A block of data ▸
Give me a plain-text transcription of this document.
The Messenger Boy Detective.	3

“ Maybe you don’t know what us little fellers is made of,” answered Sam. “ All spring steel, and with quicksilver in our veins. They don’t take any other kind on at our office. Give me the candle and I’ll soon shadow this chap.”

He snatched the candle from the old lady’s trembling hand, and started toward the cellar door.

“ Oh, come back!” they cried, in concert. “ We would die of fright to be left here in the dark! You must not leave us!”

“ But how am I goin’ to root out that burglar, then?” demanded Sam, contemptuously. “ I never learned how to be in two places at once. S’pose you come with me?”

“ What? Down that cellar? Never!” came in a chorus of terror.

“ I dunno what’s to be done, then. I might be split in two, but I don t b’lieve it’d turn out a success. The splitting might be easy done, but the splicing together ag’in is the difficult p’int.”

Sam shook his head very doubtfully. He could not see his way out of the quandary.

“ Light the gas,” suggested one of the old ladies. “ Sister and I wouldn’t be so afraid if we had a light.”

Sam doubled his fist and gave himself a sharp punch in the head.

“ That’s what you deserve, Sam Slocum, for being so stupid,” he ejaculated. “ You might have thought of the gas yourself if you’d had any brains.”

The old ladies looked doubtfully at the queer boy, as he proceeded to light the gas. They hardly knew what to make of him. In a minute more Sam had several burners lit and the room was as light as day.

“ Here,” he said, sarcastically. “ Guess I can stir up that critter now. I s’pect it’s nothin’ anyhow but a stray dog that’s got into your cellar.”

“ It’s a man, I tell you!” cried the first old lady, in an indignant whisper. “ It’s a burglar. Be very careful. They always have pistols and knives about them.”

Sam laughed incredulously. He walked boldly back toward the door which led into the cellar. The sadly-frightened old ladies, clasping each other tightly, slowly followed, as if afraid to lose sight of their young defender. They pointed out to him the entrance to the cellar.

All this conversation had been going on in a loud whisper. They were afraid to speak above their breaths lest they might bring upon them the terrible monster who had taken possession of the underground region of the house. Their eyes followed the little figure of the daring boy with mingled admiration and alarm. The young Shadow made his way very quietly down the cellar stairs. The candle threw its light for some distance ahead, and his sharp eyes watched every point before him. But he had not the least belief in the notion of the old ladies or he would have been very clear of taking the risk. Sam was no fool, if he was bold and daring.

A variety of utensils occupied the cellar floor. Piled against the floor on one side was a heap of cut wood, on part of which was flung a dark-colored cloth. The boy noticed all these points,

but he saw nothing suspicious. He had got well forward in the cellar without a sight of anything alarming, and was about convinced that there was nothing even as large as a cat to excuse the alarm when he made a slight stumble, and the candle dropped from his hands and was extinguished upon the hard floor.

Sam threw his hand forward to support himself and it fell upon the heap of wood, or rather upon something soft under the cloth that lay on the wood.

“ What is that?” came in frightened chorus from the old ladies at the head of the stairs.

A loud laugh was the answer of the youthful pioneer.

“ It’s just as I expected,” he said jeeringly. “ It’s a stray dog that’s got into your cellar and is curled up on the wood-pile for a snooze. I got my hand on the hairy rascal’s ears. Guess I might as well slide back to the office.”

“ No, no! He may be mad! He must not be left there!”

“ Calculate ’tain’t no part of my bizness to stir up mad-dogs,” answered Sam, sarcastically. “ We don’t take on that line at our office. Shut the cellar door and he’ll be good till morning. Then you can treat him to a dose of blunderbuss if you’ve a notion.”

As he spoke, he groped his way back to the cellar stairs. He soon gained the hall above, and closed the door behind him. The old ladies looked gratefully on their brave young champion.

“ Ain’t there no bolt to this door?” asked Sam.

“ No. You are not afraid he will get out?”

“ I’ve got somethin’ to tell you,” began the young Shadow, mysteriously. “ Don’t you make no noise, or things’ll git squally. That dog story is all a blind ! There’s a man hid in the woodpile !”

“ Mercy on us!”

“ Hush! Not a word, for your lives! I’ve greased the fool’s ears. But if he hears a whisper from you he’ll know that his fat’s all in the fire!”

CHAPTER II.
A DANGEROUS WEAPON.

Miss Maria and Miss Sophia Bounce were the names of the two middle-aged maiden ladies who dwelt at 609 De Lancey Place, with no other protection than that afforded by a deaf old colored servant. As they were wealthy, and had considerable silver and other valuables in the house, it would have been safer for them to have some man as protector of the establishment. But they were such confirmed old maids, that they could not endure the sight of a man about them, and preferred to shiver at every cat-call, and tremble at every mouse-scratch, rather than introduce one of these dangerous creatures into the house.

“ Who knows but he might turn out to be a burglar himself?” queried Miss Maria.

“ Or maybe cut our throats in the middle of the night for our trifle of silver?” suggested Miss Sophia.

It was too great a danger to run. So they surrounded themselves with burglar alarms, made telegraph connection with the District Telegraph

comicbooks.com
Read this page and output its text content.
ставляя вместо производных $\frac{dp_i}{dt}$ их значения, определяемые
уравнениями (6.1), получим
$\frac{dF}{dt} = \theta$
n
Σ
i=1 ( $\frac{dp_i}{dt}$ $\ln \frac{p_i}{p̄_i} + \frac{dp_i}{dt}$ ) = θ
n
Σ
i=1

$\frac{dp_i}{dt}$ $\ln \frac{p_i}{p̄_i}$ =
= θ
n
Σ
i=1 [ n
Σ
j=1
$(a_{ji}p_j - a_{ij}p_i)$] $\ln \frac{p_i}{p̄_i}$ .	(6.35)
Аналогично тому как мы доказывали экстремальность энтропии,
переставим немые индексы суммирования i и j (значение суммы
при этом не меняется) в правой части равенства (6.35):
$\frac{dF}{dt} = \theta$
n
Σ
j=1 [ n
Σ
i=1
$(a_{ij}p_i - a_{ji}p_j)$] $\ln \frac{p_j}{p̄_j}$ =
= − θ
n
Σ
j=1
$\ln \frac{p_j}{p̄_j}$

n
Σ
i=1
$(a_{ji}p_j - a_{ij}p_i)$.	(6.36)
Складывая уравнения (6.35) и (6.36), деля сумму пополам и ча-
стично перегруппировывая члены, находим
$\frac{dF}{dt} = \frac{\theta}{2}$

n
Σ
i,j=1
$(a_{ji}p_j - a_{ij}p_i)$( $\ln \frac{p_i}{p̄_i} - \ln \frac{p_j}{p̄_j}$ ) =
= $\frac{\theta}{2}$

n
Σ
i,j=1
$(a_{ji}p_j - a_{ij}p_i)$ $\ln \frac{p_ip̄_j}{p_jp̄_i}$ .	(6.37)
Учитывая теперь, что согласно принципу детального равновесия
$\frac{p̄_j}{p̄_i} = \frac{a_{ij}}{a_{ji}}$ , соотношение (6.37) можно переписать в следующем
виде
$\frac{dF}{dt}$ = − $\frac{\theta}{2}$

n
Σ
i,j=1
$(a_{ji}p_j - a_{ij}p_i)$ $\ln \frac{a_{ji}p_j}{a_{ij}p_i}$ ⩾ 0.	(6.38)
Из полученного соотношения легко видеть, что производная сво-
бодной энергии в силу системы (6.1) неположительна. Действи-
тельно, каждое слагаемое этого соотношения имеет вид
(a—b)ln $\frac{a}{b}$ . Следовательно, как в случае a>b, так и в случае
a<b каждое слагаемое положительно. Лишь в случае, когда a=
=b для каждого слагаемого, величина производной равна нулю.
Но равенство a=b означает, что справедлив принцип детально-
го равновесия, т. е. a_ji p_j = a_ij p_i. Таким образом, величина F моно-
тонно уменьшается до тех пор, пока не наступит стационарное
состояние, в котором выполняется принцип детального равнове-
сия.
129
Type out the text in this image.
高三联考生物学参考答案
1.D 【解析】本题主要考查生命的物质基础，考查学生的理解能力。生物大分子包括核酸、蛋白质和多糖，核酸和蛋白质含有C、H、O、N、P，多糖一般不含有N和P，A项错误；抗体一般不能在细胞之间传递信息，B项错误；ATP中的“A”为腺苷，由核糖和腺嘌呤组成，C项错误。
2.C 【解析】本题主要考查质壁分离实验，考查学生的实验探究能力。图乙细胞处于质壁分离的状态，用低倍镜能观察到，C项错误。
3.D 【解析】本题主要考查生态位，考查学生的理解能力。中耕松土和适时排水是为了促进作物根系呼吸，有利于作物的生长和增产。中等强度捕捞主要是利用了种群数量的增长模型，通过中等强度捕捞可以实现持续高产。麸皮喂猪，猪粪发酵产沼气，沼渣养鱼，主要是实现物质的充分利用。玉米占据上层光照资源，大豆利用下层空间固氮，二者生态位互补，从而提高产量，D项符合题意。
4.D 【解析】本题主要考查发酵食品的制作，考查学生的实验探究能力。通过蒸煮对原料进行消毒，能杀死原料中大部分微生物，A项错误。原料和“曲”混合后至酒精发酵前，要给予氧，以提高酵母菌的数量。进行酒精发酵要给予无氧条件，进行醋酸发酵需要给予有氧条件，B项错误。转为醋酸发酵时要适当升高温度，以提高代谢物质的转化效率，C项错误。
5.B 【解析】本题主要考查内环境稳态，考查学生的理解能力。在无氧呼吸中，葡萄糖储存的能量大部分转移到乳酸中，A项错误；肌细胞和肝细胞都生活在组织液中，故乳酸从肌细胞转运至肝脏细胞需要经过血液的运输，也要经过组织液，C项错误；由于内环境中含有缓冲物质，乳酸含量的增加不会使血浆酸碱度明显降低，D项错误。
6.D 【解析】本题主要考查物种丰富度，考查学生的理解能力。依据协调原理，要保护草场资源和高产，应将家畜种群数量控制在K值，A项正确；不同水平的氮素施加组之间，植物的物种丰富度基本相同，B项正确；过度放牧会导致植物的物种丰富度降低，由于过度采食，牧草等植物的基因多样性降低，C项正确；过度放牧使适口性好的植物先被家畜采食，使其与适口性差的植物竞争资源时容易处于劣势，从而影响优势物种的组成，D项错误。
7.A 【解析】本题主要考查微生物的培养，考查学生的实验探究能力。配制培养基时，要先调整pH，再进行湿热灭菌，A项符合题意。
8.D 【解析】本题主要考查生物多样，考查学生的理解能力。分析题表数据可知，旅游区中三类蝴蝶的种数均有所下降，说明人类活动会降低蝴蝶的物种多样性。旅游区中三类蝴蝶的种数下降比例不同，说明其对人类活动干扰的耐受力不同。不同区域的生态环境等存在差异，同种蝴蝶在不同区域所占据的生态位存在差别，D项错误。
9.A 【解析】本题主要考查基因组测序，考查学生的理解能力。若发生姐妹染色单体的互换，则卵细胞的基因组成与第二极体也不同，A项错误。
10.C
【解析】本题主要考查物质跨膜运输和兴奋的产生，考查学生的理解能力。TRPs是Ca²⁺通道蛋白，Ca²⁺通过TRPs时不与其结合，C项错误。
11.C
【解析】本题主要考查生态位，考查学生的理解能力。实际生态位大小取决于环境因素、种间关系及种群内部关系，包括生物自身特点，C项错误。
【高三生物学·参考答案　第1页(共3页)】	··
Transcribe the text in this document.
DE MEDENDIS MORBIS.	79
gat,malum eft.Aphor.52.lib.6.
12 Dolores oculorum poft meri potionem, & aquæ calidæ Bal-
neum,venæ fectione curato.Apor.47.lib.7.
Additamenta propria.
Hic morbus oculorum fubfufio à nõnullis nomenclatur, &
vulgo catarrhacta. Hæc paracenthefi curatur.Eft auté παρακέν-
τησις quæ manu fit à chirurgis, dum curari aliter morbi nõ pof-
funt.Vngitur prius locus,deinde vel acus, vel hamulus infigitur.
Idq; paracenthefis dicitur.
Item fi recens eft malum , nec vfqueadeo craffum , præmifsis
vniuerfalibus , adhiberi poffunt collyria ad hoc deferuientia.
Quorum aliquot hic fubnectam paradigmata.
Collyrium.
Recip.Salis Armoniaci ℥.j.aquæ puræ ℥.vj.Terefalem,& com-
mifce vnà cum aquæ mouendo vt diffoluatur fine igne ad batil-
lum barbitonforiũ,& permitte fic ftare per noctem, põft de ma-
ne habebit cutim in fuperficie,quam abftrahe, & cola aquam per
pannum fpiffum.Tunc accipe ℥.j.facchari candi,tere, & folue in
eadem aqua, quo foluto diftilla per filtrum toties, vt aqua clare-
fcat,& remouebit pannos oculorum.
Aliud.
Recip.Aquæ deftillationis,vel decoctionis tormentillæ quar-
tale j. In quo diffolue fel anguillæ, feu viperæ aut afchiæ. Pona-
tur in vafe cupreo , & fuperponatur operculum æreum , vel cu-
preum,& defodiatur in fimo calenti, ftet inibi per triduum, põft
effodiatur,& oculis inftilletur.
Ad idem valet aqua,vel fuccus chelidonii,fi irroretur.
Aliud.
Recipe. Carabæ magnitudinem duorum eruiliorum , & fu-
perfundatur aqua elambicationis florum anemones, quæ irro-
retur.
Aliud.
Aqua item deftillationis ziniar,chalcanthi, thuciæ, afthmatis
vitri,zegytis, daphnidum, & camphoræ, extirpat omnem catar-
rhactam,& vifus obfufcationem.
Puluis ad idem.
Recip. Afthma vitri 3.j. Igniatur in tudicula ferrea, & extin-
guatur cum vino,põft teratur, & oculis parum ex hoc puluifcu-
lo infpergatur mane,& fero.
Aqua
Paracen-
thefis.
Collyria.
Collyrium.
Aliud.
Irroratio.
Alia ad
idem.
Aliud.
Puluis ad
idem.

WHAT YOU ARE ASKED TO DO ▸ Within the data above, pick out all lines holding the word "oculorum".

WRITTEN RESPONSE ▸
12 Dolores oculorum poft meri potionem, & aquæ calidæ Bal-
Hic morbus oculorum fubfufio à nõnullis nomenclatur, &
fcat,& remouebit pannos oculorum.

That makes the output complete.